### PROVIDED RECORDS
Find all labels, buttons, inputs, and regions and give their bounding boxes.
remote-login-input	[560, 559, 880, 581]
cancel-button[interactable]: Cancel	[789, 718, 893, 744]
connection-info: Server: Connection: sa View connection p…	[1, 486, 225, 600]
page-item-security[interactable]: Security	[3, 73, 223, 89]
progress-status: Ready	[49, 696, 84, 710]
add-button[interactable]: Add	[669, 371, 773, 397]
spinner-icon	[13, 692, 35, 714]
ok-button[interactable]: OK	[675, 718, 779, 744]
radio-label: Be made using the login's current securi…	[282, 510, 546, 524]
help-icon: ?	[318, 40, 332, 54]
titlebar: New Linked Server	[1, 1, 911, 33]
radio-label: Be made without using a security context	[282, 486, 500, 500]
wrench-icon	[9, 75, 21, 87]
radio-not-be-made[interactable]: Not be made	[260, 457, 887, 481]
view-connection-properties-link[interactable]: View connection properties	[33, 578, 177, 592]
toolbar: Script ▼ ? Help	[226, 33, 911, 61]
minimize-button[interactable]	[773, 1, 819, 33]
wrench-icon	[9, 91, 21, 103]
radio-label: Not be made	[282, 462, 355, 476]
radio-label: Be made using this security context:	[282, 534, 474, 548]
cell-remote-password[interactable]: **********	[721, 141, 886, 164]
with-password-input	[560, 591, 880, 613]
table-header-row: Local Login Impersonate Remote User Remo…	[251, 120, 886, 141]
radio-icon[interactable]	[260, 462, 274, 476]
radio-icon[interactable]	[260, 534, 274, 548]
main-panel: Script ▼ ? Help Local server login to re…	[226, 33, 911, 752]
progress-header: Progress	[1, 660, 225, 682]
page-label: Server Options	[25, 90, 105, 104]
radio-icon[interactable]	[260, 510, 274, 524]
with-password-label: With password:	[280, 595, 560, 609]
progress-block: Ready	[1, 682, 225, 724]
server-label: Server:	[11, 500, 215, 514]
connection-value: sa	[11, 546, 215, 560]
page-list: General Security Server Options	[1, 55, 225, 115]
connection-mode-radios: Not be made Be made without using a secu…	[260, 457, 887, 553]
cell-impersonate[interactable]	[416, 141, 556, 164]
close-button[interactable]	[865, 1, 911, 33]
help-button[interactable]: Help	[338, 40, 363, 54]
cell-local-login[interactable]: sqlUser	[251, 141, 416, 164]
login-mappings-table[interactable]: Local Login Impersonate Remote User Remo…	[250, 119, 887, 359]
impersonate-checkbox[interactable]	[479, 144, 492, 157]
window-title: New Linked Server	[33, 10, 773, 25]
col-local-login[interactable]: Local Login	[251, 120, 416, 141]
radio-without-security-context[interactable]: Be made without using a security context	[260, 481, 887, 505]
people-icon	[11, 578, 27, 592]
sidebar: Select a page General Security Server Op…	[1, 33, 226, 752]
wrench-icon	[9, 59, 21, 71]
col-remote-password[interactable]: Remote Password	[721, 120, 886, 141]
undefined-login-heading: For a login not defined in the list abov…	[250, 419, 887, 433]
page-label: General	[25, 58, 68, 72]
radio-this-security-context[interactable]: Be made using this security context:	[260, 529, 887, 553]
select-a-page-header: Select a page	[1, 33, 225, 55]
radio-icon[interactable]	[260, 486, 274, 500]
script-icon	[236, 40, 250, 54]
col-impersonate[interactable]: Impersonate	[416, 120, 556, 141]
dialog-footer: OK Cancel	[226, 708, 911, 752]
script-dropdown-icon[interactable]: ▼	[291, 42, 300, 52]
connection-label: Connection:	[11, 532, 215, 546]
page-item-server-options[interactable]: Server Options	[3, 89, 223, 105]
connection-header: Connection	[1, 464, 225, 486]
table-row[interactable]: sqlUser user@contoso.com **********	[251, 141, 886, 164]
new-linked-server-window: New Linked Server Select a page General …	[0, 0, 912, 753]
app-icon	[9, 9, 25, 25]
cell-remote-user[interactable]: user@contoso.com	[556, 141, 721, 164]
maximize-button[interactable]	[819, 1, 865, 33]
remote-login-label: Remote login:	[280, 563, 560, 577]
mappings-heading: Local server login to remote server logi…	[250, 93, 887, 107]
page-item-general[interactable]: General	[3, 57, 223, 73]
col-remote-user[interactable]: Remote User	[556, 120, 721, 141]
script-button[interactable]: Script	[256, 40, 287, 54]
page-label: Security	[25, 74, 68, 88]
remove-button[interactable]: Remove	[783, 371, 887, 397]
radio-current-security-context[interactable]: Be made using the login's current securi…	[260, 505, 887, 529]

### WHAT TO WORK ON
Reproduce every line of the listing above without changing anything.

### WRITTEN ANSWER
Find all labels, buttons, inputs, and regions and give their bounding boxes.
remote-login-input	[560, 559, 880, 581]
cancel-button[interactable]: Cancel	[789, 718, 893, 744]
connection-info: Server: Connection: sa View connection p…	[1, 486, 225, 600]
page-item-security[interactable]: Security	[3, 73, 223, 89]
progress-status: Ready	[49, 696, 84, 710]
add-button[interactable]: Add	[669, 371, 773, 397]
spinner-icon	[13, 692, 35, 714]
ok-button[interactable]: OK	[675, 718, 779, 744]
radio-label: Be made using the login's current securi…	[282, 510, 546, 524]
help-icon: ?	[318, 40, 332, 54]
titlebar: New Linked Server	[1, 1, 911, 33]
radio-label: Be made without using a security context	[282, 486, 500, 500]
wrench-icon	[9, 75, 21, 87]
radio-not-be-made[interactable]: Not be made	[260, 457, 887, 481]
view-connection-properties-link[interactable]: View connection properties	[33, 578, 177, 592]
toolbar: Script ▼ ? Help	[226, 33, 911, 61]
minimize-button[interactable]	[773, 1, 819, 33]
wrench-icon	[9, 91, 21, 103]
radio-label: Not be made	[282, 462, 355, 476]
radio-label: Be made using this security context:	[282, 534, 474, 548]
cell-remote-password[interactable]: **********	[721, 141, 886, 164]
with-password-input	[560, 591, 880, 613]
table-header-row: Local Login Impersonate Remote User Remo…	[251, 120, 886, 141]
radio-icon[interactable]	[260, 462, 274, 476]
radio-icon[interactable]	[260, 534, 274, 548]
main-panel: Script ▼ ? Help Local server login to re…	[226, 33, 911, 752]
progress-header: Progress	[1, 660, 225, 682]
page-label: Server Options	[25, 90, 105, 104]
radio-icon[interactable]	[260, 510, 274, 524]
with-password-label: With password:	[280, 595, 560, 609]
progress-block: Ready	[1, 682, 225, 724]
server-label: Server:	[11, 500, 215, 514]
connection-value: sa	[11, 546, 215, 560]
page-list: General Security Server Options	[1, 55, 225, 115]
connection-mode-radios: Not be made Be made without using a secu…	[260, 457, 887, 553]
cell-impersonate[interactable]	[416, 141, 556, 164]
close-button[interactable]	[865, 1, 911, 33]
help-button[interactable]: Help	[338, 40, 363, 54]
cell-local-login[interactable]: sqlUser	[251, 141, 416, 164]
login-mappings-table[interactable]: Local Login Impersonate Remote User Remo…	[250, 119, 887, 359]
impersonate-checkbox[interactable]	[479, 144, 492, 157]
window-title: New Linked Server	[33, 10, 773, 25]
col-local-login[interactable]: Local Login	[251, 120, 416, 141]
radio-without-security-context[interactable]: Be made without using a security context	[260, 481, 887, 505]
people-icon	[11, 578, 27, 592]
sidebar: Select a page General Security Server Op…	[1, 33, 226, 752]
wrench-icon	[9, 59, 21, 71]
col-remote-password[interactable]: Remote Password	[721, 120, 886, 141]
undefined-login-heading: For a login not defined in the list abov…	[250, 419, 887, 433]
page-label: General	[25, 58, 68, 72]
radio-this-security-context[interactable]: Be made using this security context:	[260, 529, 887, 553]
select-a-page-header: Select a page	[1, 33, 225, 55]
radio-icon[interactable]	[260, 486, 274, 500]
script-icon	[236, 40, 250, 54]
col-impersonate[interactable]: Impersonate	[416, 120, 556, 141]
dialog-footer: OK Cancel	[226, 708, 911, 752]
script-dropdown-icon[interactable]: ▼	[291, 42, 300, 52]
connection-label: Connection:	[11, 532, 215, 546]
page-item-server-options[interactable]: Server Options	[3, 89, 223, 105]
connection-header: Connection	[1, 464, 225, 486]
table-row[interactable]: sqlUser user@contoso.com **********	[251, 141, 886, 164]
new-linked-server-window: New Linked Server Select a page General …	[0, 0, 912, 753]
app-icon	[9, 9, 25, 25]
cell-remote-user[interactable]: user@contoso.com	[556, 141, 721, 164]
maximize-button[interactable]	[819, 1, 865, 33]
remote-login-label: Remote login:	[280, 563, 560, 577]
mappings-heading: Local server login to remote server logi…	[250, 93, 887, 107]
page-item-general[interactable]: General	[3, 57, 223, 73]
col-remote-user[interactable]: Remote User	[556, 120, 721, 141]
script-button[interactable]: Script	[256, 40, 287, 54]
page-label: Security	[25, 74, 68, 88]
remove-button[interactable]: Remove	[783, 371, 887, 397]
radio-current-security-context[interactable]: Be made using the login's current securi…	[260, 505, 887, 529]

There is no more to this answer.